■ **Problem description**
Extract each line of the records below that contains the word "screenshot".

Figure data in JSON
-- begin --

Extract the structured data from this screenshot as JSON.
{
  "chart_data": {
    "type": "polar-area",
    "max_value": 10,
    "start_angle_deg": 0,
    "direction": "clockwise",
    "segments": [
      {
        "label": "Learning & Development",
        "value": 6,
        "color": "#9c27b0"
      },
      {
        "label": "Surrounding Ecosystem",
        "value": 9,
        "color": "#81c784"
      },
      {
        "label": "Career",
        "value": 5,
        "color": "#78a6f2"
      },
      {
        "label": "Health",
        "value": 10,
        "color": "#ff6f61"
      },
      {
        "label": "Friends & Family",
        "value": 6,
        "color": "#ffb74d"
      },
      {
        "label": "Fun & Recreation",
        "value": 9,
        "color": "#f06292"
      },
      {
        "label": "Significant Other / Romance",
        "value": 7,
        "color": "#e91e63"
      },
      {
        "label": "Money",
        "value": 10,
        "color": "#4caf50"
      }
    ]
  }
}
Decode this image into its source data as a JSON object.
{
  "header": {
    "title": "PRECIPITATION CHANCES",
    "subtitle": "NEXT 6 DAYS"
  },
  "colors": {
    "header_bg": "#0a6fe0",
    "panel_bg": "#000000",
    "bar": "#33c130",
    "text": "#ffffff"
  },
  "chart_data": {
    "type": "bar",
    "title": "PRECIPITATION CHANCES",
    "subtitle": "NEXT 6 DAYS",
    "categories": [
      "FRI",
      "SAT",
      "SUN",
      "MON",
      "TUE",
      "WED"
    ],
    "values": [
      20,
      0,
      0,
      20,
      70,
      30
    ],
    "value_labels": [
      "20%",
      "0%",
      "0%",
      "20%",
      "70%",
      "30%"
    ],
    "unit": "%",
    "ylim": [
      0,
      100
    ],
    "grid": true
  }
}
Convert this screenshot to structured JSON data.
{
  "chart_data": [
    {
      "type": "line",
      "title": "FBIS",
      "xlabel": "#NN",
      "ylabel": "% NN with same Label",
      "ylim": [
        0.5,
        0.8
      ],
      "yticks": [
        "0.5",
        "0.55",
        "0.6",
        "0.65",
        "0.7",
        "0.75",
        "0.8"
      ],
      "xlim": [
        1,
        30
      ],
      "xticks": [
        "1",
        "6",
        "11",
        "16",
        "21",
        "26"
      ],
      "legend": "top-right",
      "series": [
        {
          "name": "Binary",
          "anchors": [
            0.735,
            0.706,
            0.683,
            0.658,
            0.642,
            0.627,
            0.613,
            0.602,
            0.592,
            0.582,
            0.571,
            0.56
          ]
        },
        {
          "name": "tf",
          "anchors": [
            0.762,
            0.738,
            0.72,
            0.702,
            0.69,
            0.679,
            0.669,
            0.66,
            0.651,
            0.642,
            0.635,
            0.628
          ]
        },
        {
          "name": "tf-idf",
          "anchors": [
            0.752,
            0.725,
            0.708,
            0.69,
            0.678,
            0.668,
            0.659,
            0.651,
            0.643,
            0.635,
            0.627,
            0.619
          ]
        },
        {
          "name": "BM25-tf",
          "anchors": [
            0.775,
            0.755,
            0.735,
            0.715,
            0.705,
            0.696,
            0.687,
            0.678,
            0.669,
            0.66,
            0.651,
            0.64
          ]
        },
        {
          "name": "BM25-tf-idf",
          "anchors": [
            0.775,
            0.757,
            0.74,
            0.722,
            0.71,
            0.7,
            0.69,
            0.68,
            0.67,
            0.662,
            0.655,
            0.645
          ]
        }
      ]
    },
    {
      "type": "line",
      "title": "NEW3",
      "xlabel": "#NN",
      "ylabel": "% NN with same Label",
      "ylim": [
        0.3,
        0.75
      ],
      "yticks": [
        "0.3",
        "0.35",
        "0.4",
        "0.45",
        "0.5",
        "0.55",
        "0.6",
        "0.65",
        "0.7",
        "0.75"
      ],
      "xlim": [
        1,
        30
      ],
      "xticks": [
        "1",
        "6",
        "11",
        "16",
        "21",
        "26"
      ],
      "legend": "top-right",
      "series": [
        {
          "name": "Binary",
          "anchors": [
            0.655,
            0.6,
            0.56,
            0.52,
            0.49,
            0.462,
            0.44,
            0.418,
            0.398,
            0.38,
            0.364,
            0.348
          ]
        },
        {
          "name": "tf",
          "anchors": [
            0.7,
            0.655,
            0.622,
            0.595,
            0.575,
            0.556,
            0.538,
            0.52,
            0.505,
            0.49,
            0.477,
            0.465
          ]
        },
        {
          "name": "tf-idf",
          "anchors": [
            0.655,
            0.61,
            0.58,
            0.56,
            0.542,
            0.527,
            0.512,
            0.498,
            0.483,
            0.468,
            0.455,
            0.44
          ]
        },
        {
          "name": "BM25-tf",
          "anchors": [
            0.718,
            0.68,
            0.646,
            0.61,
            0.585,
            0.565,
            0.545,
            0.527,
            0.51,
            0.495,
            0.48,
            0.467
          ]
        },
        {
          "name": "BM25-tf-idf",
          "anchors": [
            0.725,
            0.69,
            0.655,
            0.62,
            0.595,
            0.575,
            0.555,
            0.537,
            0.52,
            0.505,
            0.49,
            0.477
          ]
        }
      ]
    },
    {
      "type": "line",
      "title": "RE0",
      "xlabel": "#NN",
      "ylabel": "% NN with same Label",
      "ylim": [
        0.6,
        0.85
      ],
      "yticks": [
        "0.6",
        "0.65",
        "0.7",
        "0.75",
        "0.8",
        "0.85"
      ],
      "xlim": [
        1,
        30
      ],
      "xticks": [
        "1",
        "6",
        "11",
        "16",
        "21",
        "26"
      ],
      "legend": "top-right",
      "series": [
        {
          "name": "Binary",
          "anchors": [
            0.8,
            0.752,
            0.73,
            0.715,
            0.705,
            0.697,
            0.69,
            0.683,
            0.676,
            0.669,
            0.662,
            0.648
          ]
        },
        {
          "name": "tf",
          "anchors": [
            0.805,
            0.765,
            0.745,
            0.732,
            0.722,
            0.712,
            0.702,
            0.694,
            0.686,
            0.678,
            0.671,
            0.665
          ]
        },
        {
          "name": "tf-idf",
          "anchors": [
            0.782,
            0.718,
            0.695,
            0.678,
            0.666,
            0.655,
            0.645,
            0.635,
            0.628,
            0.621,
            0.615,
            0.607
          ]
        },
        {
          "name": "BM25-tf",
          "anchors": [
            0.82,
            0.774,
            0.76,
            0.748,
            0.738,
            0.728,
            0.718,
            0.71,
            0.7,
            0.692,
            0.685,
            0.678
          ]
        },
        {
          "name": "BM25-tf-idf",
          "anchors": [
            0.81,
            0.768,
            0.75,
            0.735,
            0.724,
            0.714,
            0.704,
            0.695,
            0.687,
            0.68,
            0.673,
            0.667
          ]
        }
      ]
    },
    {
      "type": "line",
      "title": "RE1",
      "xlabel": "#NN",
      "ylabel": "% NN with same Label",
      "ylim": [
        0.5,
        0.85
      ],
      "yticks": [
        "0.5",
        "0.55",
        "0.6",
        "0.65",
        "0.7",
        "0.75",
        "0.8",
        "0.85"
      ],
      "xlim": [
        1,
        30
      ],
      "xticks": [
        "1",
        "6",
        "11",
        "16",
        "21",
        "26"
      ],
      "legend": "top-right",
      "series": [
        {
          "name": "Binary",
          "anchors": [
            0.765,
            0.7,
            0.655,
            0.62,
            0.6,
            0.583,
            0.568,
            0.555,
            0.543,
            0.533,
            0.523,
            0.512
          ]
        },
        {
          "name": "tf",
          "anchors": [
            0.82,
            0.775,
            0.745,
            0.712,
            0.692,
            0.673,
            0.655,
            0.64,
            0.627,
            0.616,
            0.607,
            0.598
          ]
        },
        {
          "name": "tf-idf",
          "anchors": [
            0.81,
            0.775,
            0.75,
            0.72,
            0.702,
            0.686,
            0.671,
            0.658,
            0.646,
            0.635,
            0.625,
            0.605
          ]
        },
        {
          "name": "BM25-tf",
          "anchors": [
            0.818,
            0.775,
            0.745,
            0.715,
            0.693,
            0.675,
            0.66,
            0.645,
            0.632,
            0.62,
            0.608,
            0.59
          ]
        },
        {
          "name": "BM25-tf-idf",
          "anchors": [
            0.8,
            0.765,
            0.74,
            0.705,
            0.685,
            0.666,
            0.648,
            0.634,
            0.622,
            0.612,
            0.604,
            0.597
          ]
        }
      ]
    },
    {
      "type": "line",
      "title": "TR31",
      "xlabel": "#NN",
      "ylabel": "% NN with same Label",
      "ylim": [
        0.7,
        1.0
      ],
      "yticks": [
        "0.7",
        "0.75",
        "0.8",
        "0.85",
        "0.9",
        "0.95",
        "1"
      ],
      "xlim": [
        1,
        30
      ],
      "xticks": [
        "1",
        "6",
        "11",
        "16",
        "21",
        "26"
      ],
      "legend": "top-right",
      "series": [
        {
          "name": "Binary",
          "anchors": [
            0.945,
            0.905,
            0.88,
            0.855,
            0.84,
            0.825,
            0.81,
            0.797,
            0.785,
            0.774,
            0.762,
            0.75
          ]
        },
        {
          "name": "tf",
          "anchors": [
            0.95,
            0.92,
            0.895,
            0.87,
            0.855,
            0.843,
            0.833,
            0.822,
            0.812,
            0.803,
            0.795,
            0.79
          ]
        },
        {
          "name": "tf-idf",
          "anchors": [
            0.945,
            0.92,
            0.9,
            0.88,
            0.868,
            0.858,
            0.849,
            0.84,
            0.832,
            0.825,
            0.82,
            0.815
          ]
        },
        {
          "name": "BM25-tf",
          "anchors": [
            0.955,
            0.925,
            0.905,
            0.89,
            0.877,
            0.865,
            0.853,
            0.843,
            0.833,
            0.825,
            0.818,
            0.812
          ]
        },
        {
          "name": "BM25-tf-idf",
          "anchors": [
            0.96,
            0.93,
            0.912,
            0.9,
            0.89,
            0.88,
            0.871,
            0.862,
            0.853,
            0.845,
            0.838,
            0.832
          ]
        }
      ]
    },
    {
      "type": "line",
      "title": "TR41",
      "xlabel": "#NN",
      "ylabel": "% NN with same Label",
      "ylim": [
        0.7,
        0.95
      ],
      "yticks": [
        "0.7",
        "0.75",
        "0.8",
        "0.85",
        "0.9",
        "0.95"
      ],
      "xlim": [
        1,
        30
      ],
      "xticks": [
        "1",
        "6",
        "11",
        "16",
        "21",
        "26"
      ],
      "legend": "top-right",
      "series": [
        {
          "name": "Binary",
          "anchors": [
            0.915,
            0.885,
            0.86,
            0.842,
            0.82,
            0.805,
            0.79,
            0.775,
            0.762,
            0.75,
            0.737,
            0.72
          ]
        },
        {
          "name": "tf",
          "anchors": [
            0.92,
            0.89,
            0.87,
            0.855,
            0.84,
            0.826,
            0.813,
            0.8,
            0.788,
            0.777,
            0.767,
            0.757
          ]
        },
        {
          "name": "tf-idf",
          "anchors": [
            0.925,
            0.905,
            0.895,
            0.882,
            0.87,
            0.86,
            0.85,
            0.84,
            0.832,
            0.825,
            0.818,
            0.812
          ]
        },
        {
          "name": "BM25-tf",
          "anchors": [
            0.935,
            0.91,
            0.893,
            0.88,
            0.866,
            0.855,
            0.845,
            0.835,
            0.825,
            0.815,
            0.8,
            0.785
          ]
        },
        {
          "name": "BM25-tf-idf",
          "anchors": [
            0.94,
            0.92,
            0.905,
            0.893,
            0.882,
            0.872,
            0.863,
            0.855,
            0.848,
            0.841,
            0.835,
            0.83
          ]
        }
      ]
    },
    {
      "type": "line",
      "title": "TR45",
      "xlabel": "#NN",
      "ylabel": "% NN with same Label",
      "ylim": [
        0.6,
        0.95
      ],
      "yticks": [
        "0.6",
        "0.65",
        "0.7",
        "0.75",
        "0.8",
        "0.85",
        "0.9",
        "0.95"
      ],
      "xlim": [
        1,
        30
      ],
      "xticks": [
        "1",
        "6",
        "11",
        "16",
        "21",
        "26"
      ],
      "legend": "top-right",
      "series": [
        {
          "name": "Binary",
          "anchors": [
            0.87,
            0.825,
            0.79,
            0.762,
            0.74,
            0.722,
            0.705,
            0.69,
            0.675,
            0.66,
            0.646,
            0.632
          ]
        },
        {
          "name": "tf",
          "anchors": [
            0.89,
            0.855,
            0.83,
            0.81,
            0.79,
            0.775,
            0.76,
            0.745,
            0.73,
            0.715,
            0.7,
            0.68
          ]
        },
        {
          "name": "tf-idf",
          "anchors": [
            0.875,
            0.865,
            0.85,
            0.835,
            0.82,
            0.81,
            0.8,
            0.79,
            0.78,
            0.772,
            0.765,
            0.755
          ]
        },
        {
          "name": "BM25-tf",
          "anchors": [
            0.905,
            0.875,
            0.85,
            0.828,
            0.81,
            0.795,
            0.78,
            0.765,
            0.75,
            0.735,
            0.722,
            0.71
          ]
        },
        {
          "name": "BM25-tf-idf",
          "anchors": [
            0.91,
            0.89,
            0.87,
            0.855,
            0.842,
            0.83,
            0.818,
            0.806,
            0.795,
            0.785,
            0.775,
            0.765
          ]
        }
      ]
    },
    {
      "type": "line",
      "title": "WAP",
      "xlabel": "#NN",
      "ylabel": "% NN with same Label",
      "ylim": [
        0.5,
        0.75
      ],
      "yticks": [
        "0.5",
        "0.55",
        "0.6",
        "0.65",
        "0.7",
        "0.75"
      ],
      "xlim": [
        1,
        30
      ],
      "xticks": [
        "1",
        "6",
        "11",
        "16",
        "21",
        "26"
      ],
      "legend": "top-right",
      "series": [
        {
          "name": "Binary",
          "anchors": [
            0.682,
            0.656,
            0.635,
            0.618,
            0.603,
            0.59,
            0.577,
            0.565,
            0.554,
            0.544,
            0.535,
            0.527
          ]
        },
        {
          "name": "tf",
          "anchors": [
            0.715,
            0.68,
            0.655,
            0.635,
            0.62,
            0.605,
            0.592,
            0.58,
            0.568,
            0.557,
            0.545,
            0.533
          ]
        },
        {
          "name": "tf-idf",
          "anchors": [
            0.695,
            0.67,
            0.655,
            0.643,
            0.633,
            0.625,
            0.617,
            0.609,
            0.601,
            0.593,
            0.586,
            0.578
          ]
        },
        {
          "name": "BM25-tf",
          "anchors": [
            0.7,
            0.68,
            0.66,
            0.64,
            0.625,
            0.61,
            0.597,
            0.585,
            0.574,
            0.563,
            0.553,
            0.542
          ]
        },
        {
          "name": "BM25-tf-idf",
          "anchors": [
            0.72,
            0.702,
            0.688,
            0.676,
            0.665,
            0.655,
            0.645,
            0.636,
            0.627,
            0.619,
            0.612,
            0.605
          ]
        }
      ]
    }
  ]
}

-- end --

■ **Finished exercise**
Extract the structured data from this screenshot as JSON.
Convert this screenshot to structured JSON data.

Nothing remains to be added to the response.